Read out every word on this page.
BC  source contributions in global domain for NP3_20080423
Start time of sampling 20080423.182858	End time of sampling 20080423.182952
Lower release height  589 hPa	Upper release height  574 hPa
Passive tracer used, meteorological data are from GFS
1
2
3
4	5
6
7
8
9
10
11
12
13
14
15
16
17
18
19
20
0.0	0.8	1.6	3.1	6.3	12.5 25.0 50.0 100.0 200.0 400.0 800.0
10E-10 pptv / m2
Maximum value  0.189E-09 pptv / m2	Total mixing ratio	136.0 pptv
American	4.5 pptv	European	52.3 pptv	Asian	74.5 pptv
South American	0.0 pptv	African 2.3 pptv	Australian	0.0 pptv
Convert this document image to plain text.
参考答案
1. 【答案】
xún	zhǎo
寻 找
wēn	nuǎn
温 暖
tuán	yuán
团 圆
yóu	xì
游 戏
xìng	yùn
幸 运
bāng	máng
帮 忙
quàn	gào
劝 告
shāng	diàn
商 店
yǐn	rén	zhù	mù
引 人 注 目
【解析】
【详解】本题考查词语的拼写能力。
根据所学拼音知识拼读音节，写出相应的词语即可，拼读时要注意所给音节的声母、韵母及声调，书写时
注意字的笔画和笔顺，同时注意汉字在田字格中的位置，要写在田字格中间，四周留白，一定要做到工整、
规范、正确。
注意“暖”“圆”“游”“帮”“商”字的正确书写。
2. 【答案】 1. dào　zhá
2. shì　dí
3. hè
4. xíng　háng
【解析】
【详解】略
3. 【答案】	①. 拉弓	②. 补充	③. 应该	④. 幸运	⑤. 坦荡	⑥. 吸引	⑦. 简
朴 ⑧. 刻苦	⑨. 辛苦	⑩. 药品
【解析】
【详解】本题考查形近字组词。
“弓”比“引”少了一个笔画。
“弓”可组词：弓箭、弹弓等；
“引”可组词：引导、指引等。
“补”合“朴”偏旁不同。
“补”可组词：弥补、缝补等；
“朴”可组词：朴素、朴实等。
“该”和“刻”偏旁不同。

####################

Exercise prompt: Extract every line from the one containing "Convert this document image to plain text." to the end of the entries, including both of those lines, exactly as given and with nothing added.

Task result:
Convert this document image to plain text.
参考答案
1. 【答案】
xún	zhǎo
寻 找
wēn	nuǎn
温 暖
tuán	yuán
团 圆
yóu	xì
游 戏
xìng	yùn
幸 运
bāng	máng
帮 忙
quàn	gào
劝 告
shāng	diàn
商 店
yǐn	rén	zhù	mù
引 人 注 目
【解析】
【详解】本题考查词语的拼写能力。
根据所学拼音知识拼读音节，写出相应的词语即可，拼读时要注意所给音节的声母、韵母及声调，书写时
注意字的笔画和笔顺，同时注意汉字在田字格中的位置，要写在田字格中间，四周留白，一定要做到工整、
规范、正确。
注意“暖”“圆”“游”“帮”“商”字的正确书写。
2. 【答案】 1. dào　zhá
2. shì　dí
3. hè
4. xíng　háng
【解析】
【详解】略
3. 【答案】	①. 拉弓	②. 补充	③. 应该	④. 幸运	⑤. 坦荡	⑥. 吸引	⑦. 简
朴 ⑧. 刻苦	⑨. 辛苦	⑩. 药品
【解析】
【详解】本题考查形近字组词。
“弓”比“引”少了一个笔画。
“弓”可组词：弓箭、弹弓等；
“引”可组词：引导、指引等。
“补”合“朴”偏旁不同。
“补”可组词：弥补、缝补等；
“朴”可组词：朴素、朴实等。
“该”和“刻”偏旁不同。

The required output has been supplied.